Dataset rows about figures
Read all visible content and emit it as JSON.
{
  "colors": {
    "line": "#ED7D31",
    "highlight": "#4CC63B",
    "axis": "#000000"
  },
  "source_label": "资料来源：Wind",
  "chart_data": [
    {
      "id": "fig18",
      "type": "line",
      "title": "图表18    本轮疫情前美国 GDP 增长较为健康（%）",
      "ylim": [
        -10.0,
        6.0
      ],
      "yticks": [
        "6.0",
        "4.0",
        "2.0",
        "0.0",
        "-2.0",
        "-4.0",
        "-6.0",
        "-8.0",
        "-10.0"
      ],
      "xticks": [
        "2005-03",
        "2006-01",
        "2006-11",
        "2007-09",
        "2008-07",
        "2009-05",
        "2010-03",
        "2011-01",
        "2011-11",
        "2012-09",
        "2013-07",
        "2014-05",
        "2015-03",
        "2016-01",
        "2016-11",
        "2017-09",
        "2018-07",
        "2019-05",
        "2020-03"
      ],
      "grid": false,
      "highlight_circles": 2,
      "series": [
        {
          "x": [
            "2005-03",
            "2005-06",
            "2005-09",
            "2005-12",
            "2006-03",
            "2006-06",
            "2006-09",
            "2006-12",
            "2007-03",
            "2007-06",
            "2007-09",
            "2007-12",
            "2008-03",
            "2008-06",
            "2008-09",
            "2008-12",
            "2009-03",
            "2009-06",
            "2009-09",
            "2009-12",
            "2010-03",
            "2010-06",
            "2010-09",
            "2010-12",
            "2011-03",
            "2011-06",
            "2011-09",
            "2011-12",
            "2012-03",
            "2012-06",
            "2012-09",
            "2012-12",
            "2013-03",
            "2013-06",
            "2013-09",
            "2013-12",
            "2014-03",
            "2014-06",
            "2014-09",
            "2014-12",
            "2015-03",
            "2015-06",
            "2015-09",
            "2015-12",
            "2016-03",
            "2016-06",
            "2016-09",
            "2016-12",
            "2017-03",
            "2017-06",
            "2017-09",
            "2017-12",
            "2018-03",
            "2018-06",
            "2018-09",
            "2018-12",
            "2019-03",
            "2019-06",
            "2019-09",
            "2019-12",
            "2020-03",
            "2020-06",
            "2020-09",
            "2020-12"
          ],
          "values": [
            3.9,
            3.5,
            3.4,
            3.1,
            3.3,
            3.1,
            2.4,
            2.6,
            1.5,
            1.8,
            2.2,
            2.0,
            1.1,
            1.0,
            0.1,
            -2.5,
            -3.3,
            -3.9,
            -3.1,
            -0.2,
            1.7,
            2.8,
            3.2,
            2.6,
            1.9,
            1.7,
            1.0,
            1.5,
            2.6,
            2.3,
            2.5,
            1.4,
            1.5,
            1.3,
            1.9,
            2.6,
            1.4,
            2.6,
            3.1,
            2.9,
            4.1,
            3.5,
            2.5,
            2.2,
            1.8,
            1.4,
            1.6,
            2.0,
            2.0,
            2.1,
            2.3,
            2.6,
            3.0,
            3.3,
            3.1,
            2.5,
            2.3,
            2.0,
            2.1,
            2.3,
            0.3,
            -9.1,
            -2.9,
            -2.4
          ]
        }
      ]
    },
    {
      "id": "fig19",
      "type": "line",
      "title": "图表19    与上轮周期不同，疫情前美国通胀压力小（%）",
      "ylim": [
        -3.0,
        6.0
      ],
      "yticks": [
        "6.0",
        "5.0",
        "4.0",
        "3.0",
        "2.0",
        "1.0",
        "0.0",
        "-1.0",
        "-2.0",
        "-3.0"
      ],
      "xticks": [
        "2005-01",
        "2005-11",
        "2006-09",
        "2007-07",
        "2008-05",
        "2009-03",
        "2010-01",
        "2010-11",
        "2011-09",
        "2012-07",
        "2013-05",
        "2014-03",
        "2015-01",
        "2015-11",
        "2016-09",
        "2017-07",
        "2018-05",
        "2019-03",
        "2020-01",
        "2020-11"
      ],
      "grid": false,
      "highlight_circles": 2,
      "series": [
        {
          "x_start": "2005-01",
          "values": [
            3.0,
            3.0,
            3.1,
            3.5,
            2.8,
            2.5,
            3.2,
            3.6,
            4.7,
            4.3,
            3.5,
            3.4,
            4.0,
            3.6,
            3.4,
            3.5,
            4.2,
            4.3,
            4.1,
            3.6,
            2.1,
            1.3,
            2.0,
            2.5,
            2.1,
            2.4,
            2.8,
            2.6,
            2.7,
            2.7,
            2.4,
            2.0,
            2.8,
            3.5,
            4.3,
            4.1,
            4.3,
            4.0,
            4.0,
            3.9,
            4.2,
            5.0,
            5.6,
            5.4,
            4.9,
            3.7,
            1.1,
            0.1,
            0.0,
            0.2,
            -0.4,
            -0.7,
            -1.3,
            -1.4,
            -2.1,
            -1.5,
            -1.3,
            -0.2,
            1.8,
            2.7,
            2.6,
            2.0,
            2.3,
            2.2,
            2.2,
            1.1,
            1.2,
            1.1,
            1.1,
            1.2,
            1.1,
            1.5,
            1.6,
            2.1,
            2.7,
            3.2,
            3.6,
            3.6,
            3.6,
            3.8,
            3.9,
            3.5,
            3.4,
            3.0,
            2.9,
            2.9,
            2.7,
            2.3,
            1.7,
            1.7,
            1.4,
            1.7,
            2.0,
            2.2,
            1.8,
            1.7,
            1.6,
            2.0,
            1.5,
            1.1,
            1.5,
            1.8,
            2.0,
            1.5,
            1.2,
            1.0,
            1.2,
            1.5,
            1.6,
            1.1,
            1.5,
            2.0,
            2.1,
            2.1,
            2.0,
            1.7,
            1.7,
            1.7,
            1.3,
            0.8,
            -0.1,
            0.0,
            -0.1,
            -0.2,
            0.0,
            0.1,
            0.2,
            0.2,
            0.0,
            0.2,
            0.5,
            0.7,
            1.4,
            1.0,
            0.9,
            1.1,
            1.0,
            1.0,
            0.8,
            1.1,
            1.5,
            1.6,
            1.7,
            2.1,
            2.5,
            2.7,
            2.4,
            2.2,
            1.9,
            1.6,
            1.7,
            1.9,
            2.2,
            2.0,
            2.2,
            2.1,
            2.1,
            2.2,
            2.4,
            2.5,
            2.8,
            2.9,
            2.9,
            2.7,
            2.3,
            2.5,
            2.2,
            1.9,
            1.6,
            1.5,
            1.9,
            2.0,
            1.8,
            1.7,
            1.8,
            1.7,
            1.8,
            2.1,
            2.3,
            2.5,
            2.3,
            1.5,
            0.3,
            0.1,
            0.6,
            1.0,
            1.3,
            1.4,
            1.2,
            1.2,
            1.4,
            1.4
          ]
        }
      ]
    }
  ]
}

_TASK TO CARRY OUT:_
Give back all the data exactly as written.

_IN RESPONSE:_
Read all visible content and emit it as JSON.
{
  "colors": {
    "line": "#ED7D31",
    "highlight": "#4CC63B",
    "axis": "#000000"
  },
  "source_label": "资料来源：Wind",
  "chart_data": [
    {
      "id": "fig18",
      "type": "line",
      "title": "图表18    本轮疫情前美国 GDP 增长较为健康（%）",
      "ylim": [
        -10.0,
        6.0
      ],
      "yticks": [
        "6.0",
        "4.0",
        "2.0",
        "0.0",
        "-2.0",
        "-4.0",
        "-6.0",
        "-8.0",
        "-10.0"
      ],
      "xticks": [
        "2005-03",
        "2006-01",
        "2006-11",
        "2007-09",
        "2008-07",
        "2009-05",
        "2010-03",
        "2011-01",
        "2011-11",
        "2012-09",
        "2013-07",
        "2014-05",
        "2015-03",
        "2016-01",
        "2016-11",
        "2017-09",
        "2018-07",
        "2019-05",
        "2020-03"
      ],
      "grid": false,
      "highlight_circles": 2,
      "series": [
        {
          "x": [
            "2005-03",
            "2005-06",
            "2005-09",
            "2005-12",
            "2006-03",
            "2006-06",
            "2006-09",
            "2006-12",
            "2007-03",
            "2007-06",
            "2007-09",
            "2007-12",
            "2008-03",
            "2008-06",
            "2008-09",
            "2008-12",
            "2009-03",
            "2009-06",
            "2009-09",
            "2009-12",
            "2010-03",
            "2010-06",
            "2010-09",
            "2010-12",
            "2011-03",
            "2011-06",
            "2011-09",
            "2011-12",
            "2012-03",
            "2012-06",
            "2012-09",
            "2012-12",
            "2013-03",
            "2013-06",
            "2013-09",
            "2013-12",
            "2014-03",
            "2014-06",
            "2014-09",
            "2014-12",
            "2015-03",
            "2015-06",
            "2015-09",
            "2015-12",
            "2016-03",
            "2016-06",
            "2016-09",
            "2016-12",
            "2017-03",
            "2017-06",
            "2017-09",
            "2017-12",
            "2018-03",
            "2018-06",
            "2018-09",
            "2018-12",
            "2019-03",
            "2019-06",
            "2019-09",
            "2019-12",
            "2020-03",
            "2020-06",
            "2020-09",
            "2020-12"
          ],
          "values": [
            3.9,
            3.5,
            3.4,
            3.1,
            3.3,
            3.1,
            2.4,
            2.6,
            1.5,
            1.8,
            2.2,
            2.0,
            1.1,
            1.0,
            0.1,
            -2.5,
            -3.3,
            -3.9,
            -3.1,
            -0.2,
            1.7,
            2.8,
            3.2,
            2.6,
            1.9,
            1.7,
            1.0,
            1.5,
            2.6,
            2.3,
            2.5,
            1.4,
            1.5,
            1.3,
            1.9,
            2.6,
            1.4,
            2.6,
            3.1,
            2.9,
            4.1,
            3.5,
            2.5,
            2.2,
            1.8,
            1.4,
            1.6,
            2.0,
            2.0,
            2.1,
            2.3,
            2.6,
            3.0,
            3.3,
            3.1,
            2.5,
            2.3,
            2.0,
            2.1,
            2.3,
            0.3,
            -9.1,
            -2.9,
            -2.4
          ]
        }
      ]
    },
    {
      "id": "fig19",
      "type": "line",
      "title": "图表19    与上轮周期不同，疫情前美国通胀压力小（%）",
      "ylim": [
        -3.0,
        6.0
      ],
      "yticks": [
        "6.0",
        "5.0",
        "4.0",
        "3.0",
        "2.0",
        "1.0",
        "0.0",
        "-1.0",
        "-2.0",
        "-3.0"
      ],
      "xticks": [
        "2005-01",
        "2005-11",
        "2006-09",
        "2007-07",
        "2008-05",
        "2009-03",
        "2010-01",
        "2010-11",
        "2011-09",
        "2012-07",
        "2013-05",
        "2014-03",
        "2015-01",
        "2015-11",
        "2016-09",
        "2017-07",
        "2018-05",
        "2019-03",
        "2020-01",
        "2020-11"
      ],
      "grid": false,
      "highlight_circles": 2,
      "series": [
        {
          "x_start": "2005-01",
          "values": [
            3.0,
            3.0,
            3.1,
            3.5,
            2.8,
            2.5,
            3.2,
            3.6,
            4.7,
            4.3,
            3.5,
            3.4,
            4.0,
            3.6,
            3.4,
            3.5,
            4.2,
            4.3,
            4.1,
            3.6,
            2.1,
            1.3,
            2.0,
            2.5,
            2.1,
            2.4,
            2.8,
            2.6,
            2.7,
            2.7,
            2.4,
            2.0,
            2.8,
            3.5,
            4.3,
            4.1,
            4.3,
            4.0,
            4.0,
            3.9,
            4.2,
            5.0,
            5.6,
            5.4,
            4.9,
            3.7,
            1.1,
            0.1,
            0.0,
            0.2,
            -0.4,
            -0.7,
            -1.3,
            -1.4,
            -2.1,
            -1.5,
            -1.3,
            -0.2,
            1.8,
            2.7,
            2.6,
            2.0,
            2.3,
            2.2,
            2.2,
            1.1,
            1.2,
            1.1,
            1.1,
            1.2,
            1.1,
            1.5,
            1.6,
            2.1,
            2.7,
            3.2,
            3.6,
            3.6,
            3.6,
            3.8,
            3.9,
            3.5,
            3.4,
            3.0,
            2.9,
            2.9,
            2.7,
            2.3,
            1.7,
            1.7,
            1.4,
            1.7,
            2.0,
            2.2,
            1.8,
            1.7,
            1.6,
            2.0,
            1.5,
            1.1,
            1.5,
            1.8,
            2.0,
            1.5,
            1.2,
            1.0,
            1.2,
            1.5,
            1.6,
            1.1,
            1.5,
            2.0,
            2.1,
            2.1,
            2.0,
            1.7,
            1.7,
            1.7,
            1.3,
            0.8,
            -0.1,
            0.0,
            -0.1,
            -0.2,
            0.0,
            0.1,
            0.2,
            0.2,
            0.0,
            0.2,
            0.5,
            0.7,
            1.4,
            1.0,
            0.9,
            1.1,
            1.0,
            1.0,
            0.8,
            1.1,
            1.5,
            1.6,
            1.7,
            2.1,
            2.5,
            2.7,
            2.4,
            2.2,
            1.9,
            1.6,
            1.7,
            1.9,
            2.2,
            2.0,
            2.2,
            2.1,
            2.1,
            2.2,
            2.4,
            2.5,
            2.8,
            2.9,
            2.9,
            2.7,
            2.3,
            2.5,
            2.2,
            1.9,
            1.6,
            1.5,
            1.9,
            2.0,
            1.8,
            1.7,
            1.8,
            1.7,
            1.8,
            2.1,
            2.3,
            2.5,
            2.3,
            1.5,
            0.3,
            0.1,
            0.6,
            1.0,
            1.3,
            1.4,
            1.2,
            1.2,
            1.4,
            1.4
          ]
        }
      ]
    }
  ]
}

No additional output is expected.